Set exercise> Please give the data below again in full, exactly as it stands.
::: Dataset content :::
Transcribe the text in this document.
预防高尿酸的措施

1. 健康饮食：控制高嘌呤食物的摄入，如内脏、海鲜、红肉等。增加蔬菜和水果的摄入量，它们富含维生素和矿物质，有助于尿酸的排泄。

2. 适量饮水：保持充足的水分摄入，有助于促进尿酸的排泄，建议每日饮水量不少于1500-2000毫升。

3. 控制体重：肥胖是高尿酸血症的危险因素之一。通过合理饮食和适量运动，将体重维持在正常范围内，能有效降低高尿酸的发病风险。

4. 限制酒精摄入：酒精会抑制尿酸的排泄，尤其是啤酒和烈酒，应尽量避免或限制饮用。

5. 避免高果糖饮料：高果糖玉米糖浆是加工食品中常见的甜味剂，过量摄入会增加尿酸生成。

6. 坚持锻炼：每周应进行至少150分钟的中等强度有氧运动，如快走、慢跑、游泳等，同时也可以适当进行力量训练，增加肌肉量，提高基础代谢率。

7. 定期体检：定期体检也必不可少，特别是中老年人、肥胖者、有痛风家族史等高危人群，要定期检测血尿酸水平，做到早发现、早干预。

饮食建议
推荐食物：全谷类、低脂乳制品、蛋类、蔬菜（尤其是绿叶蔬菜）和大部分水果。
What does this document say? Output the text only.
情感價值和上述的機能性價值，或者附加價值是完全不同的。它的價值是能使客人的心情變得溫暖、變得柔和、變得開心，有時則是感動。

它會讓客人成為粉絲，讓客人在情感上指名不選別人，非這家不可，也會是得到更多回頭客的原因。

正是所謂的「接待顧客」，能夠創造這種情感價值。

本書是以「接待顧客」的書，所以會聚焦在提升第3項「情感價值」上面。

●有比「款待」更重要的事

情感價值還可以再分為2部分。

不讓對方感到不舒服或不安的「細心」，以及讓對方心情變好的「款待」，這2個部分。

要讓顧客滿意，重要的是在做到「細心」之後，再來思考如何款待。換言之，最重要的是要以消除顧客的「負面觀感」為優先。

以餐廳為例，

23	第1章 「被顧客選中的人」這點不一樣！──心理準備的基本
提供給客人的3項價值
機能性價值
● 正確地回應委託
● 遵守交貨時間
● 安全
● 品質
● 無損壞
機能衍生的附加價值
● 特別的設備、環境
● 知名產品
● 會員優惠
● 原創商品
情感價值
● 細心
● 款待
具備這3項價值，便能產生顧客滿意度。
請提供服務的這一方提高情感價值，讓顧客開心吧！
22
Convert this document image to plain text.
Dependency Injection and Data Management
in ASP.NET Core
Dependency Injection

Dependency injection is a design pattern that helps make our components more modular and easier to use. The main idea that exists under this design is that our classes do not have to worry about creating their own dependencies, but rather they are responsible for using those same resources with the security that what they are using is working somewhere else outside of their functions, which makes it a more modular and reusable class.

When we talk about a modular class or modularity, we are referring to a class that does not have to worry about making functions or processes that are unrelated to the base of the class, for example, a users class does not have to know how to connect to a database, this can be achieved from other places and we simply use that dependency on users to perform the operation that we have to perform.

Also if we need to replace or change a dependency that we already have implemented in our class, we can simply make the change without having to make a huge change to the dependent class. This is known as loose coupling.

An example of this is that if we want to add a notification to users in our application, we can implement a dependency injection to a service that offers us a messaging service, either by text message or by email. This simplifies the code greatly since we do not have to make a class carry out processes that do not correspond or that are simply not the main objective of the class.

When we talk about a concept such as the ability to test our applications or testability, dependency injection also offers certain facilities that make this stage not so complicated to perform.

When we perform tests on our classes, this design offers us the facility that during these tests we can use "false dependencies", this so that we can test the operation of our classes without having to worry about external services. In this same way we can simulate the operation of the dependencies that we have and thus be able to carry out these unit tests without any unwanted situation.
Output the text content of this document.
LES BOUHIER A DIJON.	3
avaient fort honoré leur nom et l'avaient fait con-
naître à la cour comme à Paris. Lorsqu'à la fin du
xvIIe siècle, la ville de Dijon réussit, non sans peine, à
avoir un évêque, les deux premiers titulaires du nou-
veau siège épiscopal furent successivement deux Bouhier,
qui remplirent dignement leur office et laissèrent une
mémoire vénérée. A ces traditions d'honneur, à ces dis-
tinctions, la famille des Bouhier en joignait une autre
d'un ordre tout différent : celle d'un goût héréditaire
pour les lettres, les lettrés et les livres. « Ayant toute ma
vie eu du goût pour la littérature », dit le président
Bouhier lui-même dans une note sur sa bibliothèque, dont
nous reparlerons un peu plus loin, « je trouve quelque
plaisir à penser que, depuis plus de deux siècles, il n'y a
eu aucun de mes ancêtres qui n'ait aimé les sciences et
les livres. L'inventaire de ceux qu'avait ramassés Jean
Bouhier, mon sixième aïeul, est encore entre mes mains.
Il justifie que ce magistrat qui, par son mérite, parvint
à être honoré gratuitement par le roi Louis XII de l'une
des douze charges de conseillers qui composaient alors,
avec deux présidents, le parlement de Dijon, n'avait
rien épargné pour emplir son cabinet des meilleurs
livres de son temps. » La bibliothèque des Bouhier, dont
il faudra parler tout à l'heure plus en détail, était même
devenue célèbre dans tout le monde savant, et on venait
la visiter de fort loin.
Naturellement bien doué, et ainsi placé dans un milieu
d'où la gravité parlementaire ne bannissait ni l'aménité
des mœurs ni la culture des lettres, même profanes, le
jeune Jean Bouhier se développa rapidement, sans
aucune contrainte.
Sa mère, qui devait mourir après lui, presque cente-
:::
Answer for the task>
Transcribe the text in this document.
预防高尿酸的措施

1. 健康饮食：控制高嘌呤食物的摄入，如内脏、海鲜、红肉等。增加蔬菜和水果的摄入量，它们富含维生素和矿物质，有助于尿酸的排泄。

2. 适量饮水：保持充足的水分摄入，有助于促进尿酸的排泄，建议每日饮水量不少于1500-2000毫升。

3. 控制体重：肥胖是高尿酸血症的危险因素之一。通过合理饮食和适量运动，将体重维持在正常范围内，能有效降低高尿酸的发病风险。

4. 限制酒精摄入：酒精会抑制尿酸的排泄，尤其是啤酒和烈酒，应尽量避免或限制饮用。

5. 避免高果糖饮料：高果糖玉米糖浆是加工食品中常见的甜味剂，过量摄入会增加尿酸生成。

6. 坚持锻炼：每周应进行至少150分钟的中等强度有氧运动，如快走、慢跑、游泳等，同时也可以适当进行力量训练，增加肌肉量，提高基础代谢率。

7. 定期体检：定期体检也必不可少，特别是中老年人、肥胖者、有痛风家族史等高危人群，要定期检测血尿酸水平，做到早发现、早干预。

饮食建议
推荐食物：全谷类、低脂乳制品、蛋类、蔬菜（尤其是绿叶蔬菜）和大部分水果。
What does this document say? Output the text only.
情感價值和上述的機能性價值，或者附加價值是完全不同的。它的價值是能使客人的心情變得溫暖、變得柔和、變得開心，有時則是感動。

它會讓客人成為粉絲，讓客人在情感上指名不選別人，非這家不可，也會是得到更多回頭客的原因。

正是所謂的「接待顧客」，能夠創造這種情感價值。

本書是以「接待顧客」的書，所以會聚焦在提升第3項「情感價值」上面。

●有比「款待」更重要的事

情感價值還可以再分為2部分。

不讓對方感到不舒服或不安的「細心」，以及讓對方心情變好的「款待」，這2個部分。

要讓顧客滿意，重要的是在做到「細心」之後，再來思考如何款待。換言之，最重要的是要以消除顧客的「負面觀感」為優先。

以餐廳為例，

23	第1章 「被顧客選中的人」這點不一樣！──心理準備的基本
提供給客人的3項價值
機能性價值
● 正確地回應委託
● 遵守交貨時間
● 安全
● 品質
● 無損壞
機能衍生的附加價值
● 特別的設備、環境
● 知名產品
● 會員優惠
● 原創商品
情感價值
● 細心
● 款待
具備這3項價值，便能產生顧客滿意度。
請提供服務的這一方提高情感價值，讓顧客開心吧！
22
Convert this document image to plain text.
Dependency Injection and Data Management
in ASP.NET Core
Dependency Injection

Dependency injection is a design pattern that helps make our components more modular and easier to use. The main idea that exists under this design is that our classes do not have to worry about creating their own dependencies, but rather they are responsible for using those same resources with the security that what they are using is working somewhere else outside of their functions, which makes it a more modular and reusable class.

When we talk about a modular class or modularity, we are referring to a class that does not have to worry about making functions or processes that are unrelated to the base of the class, for example, a users class does not have to know how to connect to a database, this can be achieved from other places and we simply use that dependency on users to perform the operation that we have to perform.

Also if we need to replace or change a dependency that we already have implemented in our class, we can simply make the change without having to make a huge change to the dependent class. This is known as loose coupling.

An example of this is that if we want to add a notification to users in our application, we can implement a dependency injection to a service that offers us a messaging service, either by text message or by email. This simplifies the code greatly since we do not have to make a class carry out processes that do not correspond or that are simply not the main objective of the class.

When we talk about a concept such as the ability to test our applications or testability, dependency injection also offers certain facilities that make this stage not so complicated to perform.

When we perform tests on our classes, this design offers us the facility that during these tests we can use "false dependencies", this so that we can test the operation of our classes without having to worry about external services. In this same way we can simulate the operation of the dependencies that we have and thus be able to carry out these unit tests without any unwanted situation.
Output the text content of this document.
LES BOUHIER A DIJON.	3
avaient fort honoré leur nom et l'avaient fait con-
naître à la cour comme à Paris. Lorsqu'à la fin du
xvIIe siècle, la ville de Dijon réussit, non sans peine, à
avoir un évêque, les deux premiers titulaires du nou-
veau siège épiscopal furent successivement deux Bouhier,
qui remplirent dignement leur office et laissèrent une
mémoire vénérée. A ces traditions d'honneur, à ces dis-
tinctions, la famille des Bouhier en joignait une autre
d'un ordre tout différent : celle d'un goût héréditaire
pour les lettres, les lettrés et les livres. « Ayant toute ma
vie eu du goût pour la littérature », dit le président
Bouhier lui-même dans une note sur sa bibliothèque, dont
nous reparlerons un peu plus loin, « je trouve quelque
plaisir à penser que, depuis plus de deux siècles, il n'y a
eu aucun de mes ancêtres qui n'ait aimé les sciences et
les livres. L'inventaire de ceux qu'avait ramassés Jean
Bouhier, mon sixième aïeul, est encore entre mes mains.
Il justifie que ce magistrat qui, par son mérite, parvint
à être honoré gratuitement par le roi Louis XII de l'une
des douze charges de conseillers qui composaient alors,
avec deux présidents, le parlement de Dijon, n'avait
rien épargné pour emplir son cabinet des meilleurs
livres de son temps. » La bibliothèque des Bouhier, dont
il faudra parler tout à l'heure plus en détail, était même
devenue célèbre dans tout le monde savant, et on venait
la visiter de fort loin.
Naturellement bien doué, et ainsi placé dans un milieu
d'où la gravité parlementaire ne bannissait ni l'aménité
des mœurs ni la culture des lettres, même profanes, le
jeune Jean Bouhier se développa rapidement, sans
aucune contrainte.
Sa mère, qui devait mourir après lui, presque cente-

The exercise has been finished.